--- Information given Enclosed Below ---

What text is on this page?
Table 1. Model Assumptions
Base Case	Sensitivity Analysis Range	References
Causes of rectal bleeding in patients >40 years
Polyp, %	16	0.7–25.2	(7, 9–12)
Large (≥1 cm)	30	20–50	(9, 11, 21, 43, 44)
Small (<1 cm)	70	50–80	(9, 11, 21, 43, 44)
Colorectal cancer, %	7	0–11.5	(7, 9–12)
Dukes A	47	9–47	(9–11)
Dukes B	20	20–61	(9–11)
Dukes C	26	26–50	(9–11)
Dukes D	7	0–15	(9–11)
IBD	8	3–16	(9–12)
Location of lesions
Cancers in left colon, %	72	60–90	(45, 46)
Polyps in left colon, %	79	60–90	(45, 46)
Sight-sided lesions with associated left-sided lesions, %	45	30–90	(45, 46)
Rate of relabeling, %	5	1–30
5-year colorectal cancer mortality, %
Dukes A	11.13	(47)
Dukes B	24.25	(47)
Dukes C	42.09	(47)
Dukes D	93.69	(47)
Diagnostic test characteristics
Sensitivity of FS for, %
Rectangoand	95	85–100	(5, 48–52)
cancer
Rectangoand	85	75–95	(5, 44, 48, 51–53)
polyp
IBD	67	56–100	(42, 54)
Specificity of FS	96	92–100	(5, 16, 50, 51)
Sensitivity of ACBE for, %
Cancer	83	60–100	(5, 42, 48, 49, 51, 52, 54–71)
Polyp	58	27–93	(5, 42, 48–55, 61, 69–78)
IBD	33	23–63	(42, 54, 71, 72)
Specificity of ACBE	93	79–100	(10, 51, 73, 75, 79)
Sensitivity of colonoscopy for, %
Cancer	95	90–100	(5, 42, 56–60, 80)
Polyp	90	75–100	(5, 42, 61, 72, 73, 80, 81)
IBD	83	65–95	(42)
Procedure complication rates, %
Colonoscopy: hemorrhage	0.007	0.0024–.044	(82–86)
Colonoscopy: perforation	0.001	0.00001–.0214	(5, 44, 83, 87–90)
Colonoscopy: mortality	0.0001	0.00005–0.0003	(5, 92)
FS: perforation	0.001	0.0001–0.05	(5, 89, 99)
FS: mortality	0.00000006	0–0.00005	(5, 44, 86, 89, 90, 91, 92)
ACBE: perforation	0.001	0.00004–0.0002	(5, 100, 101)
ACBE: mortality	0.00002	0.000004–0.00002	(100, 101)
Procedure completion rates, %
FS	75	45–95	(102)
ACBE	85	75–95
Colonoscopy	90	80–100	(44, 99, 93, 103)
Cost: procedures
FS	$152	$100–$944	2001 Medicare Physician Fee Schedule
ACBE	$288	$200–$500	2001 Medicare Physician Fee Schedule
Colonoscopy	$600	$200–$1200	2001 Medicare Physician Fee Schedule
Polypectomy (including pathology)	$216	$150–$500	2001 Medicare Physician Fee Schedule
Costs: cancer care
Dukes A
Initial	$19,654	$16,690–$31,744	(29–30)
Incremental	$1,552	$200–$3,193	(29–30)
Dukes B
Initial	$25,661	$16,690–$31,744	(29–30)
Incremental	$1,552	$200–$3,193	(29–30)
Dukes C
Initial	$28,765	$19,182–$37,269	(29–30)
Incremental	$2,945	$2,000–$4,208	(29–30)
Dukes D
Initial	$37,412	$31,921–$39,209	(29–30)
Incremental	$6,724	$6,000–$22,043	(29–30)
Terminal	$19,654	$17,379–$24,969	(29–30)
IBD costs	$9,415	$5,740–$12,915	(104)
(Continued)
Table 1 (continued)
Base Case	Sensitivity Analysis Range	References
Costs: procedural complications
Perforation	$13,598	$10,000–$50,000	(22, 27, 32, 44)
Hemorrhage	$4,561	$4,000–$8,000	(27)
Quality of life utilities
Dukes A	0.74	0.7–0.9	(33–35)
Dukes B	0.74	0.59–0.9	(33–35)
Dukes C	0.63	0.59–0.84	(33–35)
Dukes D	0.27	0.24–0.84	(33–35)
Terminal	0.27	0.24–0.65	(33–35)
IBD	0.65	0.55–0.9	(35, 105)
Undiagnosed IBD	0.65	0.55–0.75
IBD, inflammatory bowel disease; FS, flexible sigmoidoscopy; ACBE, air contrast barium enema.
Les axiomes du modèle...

--- End of Enclosed Information given ---

What you have to do
When a line of the entries contains the word "Sensitivity", it counts toward the total; reply with that total alone.

Response box
5